**WHAT IS NEEDED:**
Reproduce each line from the records that holds "this".

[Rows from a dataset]
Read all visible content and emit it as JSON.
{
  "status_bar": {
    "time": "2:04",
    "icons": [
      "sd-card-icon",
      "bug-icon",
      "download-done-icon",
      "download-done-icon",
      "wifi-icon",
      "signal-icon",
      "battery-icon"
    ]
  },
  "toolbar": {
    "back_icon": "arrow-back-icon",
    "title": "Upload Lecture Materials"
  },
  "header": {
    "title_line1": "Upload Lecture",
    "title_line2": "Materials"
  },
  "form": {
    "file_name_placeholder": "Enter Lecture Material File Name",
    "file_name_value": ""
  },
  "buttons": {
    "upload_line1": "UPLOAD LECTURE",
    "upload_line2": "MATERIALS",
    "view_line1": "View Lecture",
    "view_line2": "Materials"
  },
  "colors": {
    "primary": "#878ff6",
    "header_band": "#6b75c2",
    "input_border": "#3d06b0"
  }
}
* * *
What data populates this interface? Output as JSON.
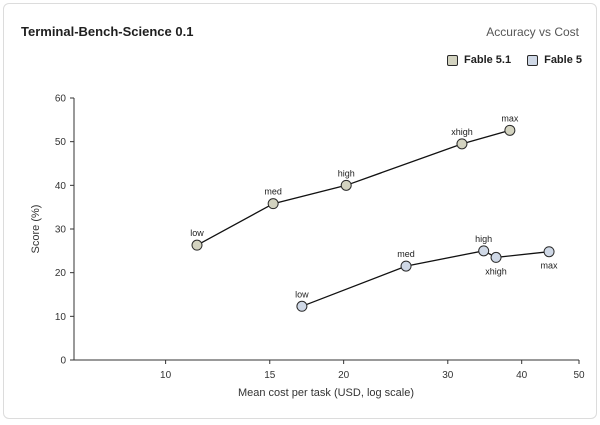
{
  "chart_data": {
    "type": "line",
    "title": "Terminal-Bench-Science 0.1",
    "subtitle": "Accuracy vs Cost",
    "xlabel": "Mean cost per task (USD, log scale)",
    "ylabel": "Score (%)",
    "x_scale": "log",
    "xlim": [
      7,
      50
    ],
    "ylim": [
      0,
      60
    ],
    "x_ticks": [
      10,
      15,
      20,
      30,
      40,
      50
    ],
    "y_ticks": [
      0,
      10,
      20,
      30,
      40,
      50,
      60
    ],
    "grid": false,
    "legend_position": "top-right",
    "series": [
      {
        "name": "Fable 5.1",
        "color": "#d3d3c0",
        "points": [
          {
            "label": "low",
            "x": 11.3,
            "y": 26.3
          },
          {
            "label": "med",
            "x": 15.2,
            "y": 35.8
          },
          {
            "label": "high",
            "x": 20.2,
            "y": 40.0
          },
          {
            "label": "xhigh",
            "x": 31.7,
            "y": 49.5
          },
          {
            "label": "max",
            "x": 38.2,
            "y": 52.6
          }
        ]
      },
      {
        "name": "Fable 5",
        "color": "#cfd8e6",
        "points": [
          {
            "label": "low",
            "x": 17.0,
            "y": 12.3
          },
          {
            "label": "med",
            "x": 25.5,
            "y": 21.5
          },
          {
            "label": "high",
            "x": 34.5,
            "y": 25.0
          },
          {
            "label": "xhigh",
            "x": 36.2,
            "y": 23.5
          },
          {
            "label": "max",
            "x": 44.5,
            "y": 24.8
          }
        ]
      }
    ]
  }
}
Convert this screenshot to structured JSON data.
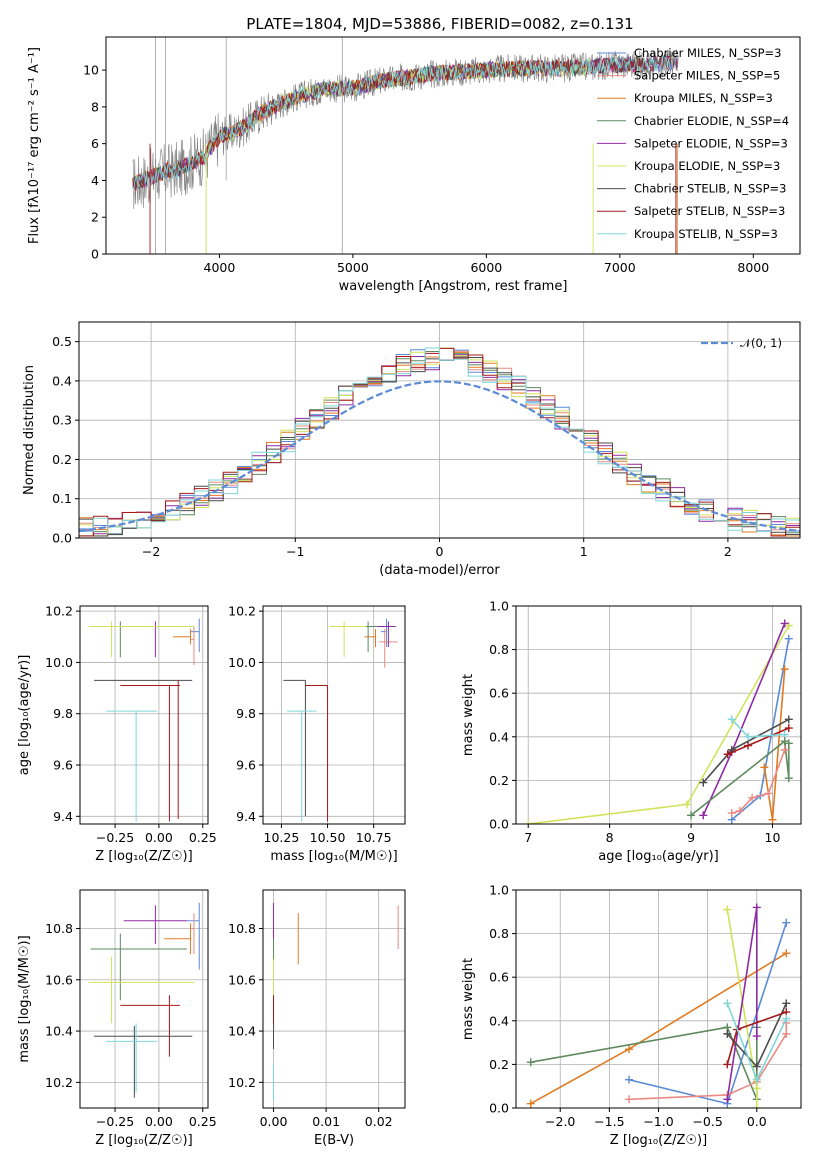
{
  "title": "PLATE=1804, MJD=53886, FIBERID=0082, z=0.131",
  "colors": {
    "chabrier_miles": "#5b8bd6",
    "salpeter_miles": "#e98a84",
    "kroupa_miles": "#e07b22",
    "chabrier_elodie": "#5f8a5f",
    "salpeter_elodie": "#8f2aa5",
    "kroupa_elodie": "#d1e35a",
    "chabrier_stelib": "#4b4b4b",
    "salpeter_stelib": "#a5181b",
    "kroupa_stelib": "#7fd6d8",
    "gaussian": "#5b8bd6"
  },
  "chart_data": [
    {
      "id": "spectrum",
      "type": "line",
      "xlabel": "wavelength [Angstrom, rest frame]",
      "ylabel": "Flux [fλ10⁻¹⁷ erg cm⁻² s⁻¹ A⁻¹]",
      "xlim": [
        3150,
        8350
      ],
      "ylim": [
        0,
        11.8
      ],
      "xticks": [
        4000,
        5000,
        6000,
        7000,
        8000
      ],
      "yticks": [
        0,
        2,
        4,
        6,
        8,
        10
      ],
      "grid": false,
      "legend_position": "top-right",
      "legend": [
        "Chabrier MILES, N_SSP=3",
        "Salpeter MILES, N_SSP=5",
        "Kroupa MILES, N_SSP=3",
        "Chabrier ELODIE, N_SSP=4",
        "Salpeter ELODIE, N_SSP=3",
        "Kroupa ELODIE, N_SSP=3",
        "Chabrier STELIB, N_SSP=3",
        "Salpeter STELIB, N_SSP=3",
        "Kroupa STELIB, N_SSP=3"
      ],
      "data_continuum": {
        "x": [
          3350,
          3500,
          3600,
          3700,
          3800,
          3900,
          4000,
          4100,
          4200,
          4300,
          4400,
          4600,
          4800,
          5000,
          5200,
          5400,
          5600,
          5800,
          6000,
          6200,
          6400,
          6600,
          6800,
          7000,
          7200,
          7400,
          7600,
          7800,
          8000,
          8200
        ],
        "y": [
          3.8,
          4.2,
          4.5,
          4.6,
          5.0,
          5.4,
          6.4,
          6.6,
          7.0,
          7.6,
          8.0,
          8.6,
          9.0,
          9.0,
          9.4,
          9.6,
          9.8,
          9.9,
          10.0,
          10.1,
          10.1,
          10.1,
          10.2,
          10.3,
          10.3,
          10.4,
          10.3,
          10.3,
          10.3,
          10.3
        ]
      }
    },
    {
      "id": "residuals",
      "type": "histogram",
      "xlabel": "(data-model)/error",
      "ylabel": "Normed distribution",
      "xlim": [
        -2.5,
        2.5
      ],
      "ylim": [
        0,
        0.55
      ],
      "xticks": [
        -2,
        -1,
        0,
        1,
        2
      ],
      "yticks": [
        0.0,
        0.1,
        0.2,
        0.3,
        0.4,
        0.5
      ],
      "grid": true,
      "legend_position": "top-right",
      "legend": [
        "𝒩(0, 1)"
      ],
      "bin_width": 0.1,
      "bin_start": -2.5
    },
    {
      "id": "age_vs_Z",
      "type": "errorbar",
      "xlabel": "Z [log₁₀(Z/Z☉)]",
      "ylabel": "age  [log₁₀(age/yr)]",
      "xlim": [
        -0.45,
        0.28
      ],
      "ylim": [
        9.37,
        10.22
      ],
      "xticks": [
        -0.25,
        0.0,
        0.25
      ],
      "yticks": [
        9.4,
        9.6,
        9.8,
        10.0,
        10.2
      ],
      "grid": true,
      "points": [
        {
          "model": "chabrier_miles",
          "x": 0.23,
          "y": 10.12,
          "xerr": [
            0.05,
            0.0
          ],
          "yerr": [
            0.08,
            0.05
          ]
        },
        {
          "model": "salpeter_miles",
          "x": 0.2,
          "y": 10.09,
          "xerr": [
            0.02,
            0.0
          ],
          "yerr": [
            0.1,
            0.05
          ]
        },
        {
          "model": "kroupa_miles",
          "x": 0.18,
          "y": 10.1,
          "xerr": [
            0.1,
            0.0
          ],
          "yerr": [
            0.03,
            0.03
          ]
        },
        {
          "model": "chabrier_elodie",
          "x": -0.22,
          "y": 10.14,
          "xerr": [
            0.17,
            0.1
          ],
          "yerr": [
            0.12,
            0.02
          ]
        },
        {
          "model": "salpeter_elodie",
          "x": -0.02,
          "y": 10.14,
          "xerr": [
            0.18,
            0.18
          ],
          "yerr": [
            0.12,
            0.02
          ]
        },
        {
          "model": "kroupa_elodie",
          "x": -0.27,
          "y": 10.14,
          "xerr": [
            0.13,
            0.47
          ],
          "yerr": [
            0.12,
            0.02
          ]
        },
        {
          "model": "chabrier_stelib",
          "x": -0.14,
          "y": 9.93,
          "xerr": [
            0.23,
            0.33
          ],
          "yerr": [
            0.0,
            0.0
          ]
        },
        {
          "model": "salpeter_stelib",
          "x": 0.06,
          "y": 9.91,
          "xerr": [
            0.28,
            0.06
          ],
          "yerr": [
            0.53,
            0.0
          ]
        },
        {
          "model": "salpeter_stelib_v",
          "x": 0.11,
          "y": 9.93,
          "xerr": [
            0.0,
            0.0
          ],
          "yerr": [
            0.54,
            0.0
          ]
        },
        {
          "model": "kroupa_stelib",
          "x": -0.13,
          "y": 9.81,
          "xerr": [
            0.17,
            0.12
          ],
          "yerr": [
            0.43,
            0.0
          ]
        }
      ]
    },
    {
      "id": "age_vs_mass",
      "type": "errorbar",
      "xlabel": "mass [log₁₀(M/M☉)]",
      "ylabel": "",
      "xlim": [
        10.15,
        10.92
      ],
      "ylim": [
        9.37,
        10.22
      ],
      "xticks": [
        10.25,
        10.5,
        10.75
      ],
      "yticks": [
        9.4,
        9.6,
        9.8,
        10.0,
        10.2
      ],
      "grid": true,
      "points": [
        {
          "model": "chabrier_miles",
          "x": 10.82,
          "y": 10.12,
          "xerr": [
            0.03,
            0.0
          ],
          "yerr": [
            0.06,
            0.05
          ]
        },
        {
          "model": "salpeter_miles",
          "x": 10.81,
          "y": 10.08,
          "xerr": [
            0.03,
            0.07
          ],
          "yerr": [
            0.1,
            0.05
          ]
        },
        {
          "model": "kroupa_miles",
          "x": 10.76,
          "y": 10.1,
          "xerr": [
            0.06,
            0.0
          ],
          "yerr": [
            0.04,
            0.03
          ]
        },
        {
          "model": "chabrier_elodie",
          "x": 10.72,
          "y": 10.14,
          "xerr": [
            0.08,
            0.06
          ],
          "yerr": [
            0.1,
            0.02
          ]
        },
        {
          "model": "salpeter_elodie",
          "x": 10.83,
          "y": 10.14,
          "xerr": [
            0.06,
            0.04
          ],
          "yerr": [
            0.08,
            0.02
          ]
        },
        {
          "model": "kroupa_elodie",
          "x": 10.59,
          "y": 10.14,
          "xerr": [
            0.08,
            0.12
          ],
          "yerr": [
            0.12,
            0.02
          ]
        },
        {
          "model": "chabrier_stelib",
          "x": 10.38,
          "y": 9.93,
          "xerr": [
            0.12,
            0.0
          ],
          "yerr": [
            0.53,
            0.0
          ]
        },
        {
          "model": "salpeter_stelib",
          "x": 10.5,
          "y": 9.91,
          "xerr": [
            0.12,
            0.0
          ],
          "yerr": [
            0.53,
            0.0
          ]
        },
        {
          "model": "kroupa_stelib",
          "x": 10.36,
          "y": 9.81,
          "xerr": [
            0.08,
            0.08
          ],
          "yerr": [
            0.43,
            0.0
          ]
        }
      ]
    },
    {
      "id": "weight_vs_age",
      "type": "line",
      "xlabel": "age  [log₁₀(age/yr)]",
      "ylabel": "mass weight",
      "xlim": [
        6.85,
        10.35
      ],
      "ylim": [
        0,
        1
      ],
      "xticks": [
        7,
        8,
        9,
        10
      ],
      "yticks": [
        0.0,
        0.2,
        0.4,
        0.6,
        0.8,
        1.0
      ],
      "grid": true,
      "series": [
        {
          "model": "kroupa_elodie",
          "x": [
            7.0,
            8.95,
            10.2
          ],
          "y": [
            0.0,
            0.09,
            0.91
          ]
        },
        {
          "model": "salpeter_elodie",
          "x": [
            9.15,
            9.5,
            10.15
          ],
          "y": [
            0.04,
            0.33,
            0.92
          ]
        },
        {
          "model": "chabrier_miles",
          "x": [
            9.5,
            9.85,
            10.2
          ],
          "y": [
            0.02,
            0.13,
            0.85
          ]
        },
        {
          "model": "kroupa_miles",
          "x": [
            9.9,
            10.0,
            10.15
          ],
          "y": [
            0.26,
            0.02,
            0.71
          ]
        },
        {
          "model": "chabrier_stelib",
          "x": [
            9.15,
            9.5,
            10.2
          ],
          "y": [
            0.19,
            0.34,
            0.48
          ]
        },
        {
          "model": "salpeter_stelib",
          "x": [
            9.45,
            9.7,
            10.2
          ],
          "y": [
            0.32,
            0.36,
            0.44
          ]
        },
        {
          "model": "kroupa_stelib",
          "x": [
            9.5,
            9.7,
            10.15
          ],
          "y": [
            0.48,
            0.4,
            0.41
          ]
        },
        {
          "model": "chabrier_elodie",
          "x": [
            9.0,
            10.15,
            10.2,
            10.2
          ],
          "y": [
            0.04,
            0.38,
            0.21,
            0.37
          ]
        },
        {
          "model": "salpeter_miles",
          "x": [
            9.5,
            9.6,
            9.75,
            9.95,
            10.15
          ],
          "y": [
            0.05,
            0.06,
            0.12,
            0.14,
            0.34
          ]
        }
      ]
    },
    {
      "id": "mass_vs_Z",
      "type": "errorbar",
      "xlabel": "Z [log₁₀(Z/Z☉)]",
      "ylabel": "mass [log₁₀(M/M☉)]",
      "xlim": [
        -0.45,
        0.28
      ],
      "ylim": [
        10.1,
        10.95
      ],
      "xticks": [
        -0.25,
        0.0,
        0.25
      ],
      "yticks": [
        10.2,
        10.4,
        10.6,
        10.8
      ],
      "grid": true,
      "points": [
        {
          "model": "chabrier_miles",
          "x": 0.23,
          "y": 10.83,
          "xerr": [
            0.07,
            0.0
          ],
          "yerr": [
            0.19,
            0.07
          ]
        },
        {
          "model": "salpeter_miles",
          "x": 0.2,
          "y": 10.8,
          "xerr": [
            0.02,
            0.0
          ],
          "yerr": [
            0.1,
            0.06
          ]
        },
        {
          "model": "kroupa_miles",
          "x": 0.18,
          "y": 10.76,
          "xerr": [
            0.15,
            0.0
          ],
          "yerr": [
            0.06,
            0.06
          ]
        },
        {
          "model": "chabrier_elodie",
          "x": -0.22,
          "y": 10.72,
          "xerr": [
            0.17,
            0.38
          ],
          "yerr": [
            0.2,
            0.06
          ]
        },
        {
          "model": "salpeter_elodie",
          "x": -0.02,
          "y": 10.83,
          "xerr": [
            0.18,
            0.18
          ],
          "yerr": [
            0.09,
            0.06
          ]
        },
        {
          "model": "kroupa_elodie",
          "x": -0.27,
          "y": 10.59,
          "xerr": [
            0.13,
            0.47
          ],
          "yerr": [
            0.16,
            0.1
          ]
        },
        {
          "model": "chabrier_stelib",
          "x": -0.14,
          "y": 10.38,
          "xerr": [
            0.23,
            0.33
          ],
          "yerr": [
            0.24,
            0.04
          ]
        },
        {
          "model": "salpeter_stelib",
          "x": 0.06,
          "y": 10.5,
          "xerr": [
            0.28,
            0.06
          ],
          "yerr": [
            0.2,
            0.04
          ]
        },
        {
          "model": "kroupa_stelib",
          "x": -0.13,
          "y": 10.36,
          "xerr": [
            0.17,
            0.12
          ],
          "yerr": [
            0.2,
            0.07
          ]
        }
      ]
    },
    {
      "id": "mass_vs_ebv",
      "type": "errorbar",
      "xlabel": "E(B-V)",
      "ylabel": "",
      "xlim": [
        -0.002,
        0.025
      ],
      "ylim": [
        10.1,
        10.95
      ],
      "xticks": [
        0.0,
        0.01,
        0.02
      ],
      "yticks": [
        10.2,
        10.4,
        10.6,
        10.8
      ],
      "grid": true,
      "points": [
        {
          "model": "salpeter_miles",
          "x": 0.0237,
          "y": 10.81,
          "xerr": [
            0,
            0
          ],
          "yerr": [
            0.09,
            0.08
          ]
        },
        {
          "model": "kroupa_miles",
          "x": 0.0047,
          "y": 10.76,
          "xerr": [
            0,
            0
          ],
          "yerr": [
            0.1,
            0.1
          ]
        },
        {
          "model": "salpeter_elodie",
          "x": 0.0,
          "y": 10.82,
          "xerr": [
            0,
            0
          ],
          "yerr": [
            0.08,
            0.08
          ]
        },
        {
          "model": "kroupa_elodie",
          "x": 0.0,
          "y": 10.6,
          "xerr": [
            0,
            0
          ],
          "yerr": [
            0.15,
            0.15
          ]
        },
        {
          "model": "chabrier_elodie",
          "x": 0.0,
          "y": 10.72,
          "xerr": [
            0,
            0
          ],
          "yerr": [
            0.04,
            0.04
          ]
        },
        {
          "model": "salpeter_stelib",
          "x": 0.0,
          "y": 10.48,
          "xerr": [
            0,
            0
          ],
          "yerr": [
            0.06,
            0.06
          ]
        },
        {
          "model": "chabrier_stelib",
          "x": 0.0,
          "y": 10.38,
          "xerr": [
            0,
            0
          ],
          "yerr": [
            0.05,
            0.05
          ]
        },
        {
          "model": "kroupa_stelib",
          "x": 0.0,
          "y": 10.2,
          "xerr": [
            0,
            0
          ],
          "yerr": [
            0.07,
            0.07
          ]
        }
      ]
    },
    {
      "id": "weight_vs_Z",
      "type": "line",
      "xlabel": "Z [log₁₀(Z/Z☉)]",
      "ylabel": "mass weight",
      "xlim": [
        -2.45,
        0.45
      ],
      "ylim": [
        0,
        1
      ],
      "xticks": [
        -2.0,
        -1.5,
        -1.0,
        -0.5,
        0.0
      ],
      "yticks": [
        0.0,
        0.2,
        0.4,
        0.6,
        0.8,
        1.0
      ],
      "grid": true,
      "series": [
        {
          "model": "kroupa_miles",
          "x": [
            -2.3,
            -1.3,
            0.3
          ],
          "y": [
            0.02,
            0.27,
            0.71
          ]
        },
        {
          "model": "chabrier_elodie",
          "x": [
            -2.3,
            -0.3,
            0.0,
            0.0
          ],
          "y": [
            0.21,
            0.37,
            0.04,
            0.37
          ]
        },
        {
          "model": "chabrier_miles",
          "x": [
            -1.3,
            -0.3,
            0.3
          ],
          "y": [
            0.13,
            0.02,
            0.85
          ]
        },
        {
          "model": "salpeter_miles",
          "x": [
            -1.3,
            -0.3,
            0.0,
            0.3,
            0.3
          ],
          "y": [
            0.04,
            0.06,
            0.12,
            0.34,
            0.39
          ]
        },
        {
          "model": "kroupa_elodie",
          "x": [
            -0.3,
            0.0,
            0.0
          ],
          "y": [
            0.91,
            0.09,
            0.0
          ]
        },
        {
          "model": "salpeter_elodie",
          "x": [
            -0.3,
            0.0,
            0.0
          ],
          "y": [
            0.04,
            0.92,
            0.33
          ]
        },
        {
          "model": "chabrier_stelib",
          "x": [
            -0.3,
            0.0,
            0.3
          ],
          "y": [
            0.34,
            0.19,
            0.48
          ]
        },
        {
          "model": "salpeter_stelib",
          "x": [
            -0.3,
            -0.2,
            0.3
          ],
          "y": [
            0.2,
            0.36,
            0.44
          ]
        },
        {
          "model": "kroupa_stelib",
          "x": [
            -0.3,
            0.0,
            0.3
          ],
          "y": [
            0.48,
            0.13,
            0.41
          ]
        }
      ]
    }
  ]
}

**FINISHED EXERCISE:**
What data populates this interface? Output as JSON.
Convert this screenshot to structured JSON data.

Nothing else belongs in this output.